Description of the task: Restate the listing that follows word for word, without its pictures.
== Material provided ==
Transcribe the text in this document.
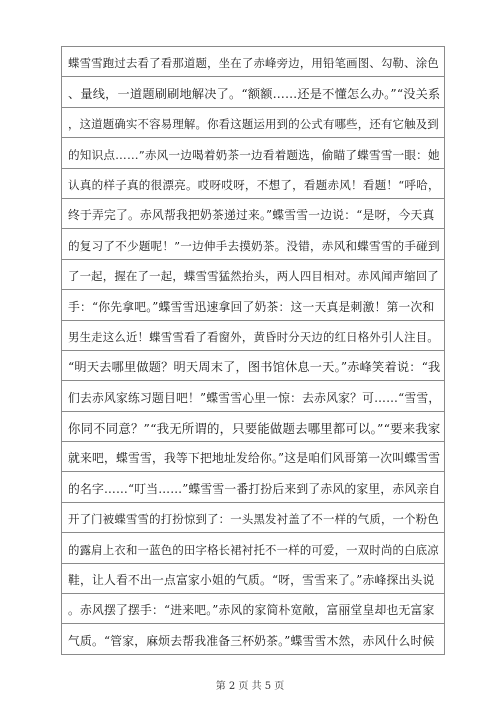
蝶雪雪跑过去看了看那道题，坐在了赤峰旁边，用铅笔画图、勾勒、涂色
、量线，一道题刷刷地解决了。“额额……还是不懂怎么办。”“没关系
，这道题确实不容易理解。你看这题运用到的公式有哪些，还有它触及到
的知识点……”赤风一边喝着奶茶一边看着题选，偷瞄了蝶雪雪一眼：她
认真的样子真的很漂亮。哎呀哎呀，不想了，看题赤风！看题！“呼哈，
终于弄完了。赤风帮我把奶茶递过来。”蝶雪雪一边说：“是呀，今天真
的复习了不少题呢！”一边伸手去摸奶茶。没错，赤风和蝶雪雪的手碰到
了一起，握在了一起，蝶雪雪猛然抬头，两人四目相对。赤风闻声缩回了
手：“你先拿吧。”蝶雪雪迅速拿回了奶茶：这一天真是刺激！第一次和
男生走这么近！蝶雪雪看了看窗外，黄昏时分天边的红日格外引人注目。
“明天去哪里做题？明天周末了，图书馆休息一天。”赤峰笑着说：“我
们去赤风家练习题目吧！”蝶雪雪心里一惊：去赤风家？可……“雪雪，
你同不同意？”“我无所谓的，只要能做题去哪里都可以。”“要来我家
就来吧，蝶雪雪，我等下把地址发给你。”这是咱们风哥第一次叫蝶雪雪
的名字……“叮当……”蝶雪雪一番打扮后来到了赤风的家里，赤风亲自
开了门被蝶雪雪的打扮惊到了：一头黑发衬盖了不一样的气质，一个粉色
的露肩上衣和一蓝色的田字格长裙衬托不一样的可爱，一双时尚的白底凉
鞋，让人看不出一点富家小姐的气质。“呀，雪雪来了。”赤峰探出头说
。赤风摆了摆手：“进来吧。”赤风的家简朴宽敞，富丽堂皇却也无富家
气质。“管家，麻烦去帮我准备三杯奶茶。”蝶雪雪木然，赤风什么时候
第 2 页 共 5 页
===
Task output:
Transcribe the text in this document.
蝶雪雪跑过去看了看那道题，坐在了赤峰旁边，用铅笔画图、勾勒、涂色
、量线，一道题刷刷地解决了。“额额……还是不懂怎么办。”“没关系
，这道题确实不容易理解。你看这题运用到的公式有哪些，还有它触及到
的知识点……”赤风一边喝着奶茶一边看着题选，偷瞄了蝶雪雪一眼：她
认真的样子真的很漂亮。哎呀哎呀，不想了，看题赤风！看题！“呼哈，
终于弄完了。赤风帮我把奶茶递过来。”蝶雪雪一边说：“是呀，今天真
的复习了不少题呢！”一边伸手去摸奶茶。没错，赤风和蝶雪雪的手碰到
了一起，握在了一起，蝶雪雪猛然抬头，两人四目相对。赤风闻声缩回了
手：“你先拿吧。”蝶雪雪迅速拿回了奶茶：这一天真是刺激！第一次和
男生走这么近！蝶雪雪看了看窗外，黄昏时分天边的红日格外引人注目。
“明天去哪里做题？明天周末了，图书馆休息一天。”赤峰笑着说：“我
们去赤风家练习题目吧！”蝶雪雪心里一惊：去赤风家？可……“雪雪，
你同不同意？”“我无所谓的，只要能做题去哪里都可以。”“要来我家
就来吧，蝶雪雪，我等下把地址发给你。”这是咱们风哥第一次叫蝶雪雪
的名字……“叮当……”蝶雪雪一番打扮后来到了赤风的家里，赤风亲自
开了门被蝶雪雪的打扮惊到了：一头黑发衬盖了不一样的气质，一个粉色
的露肩上衣和一蓝色的田字格长裙衬托不一样的可爱，一双时尚的白底凉
鞋，让人看不出一点富家小姐的气质。“呀，雪雪来了。”赤峰探出头说
。赤风摆了摆手：“进来吧。”赤风的家简朴宽敞，富丽堂皇却也无富家
气质。“管家，麻烦去帮我准备三杯奶茶。”蝶雪雪木然，赤风什么时候
第 2 页 共 5 页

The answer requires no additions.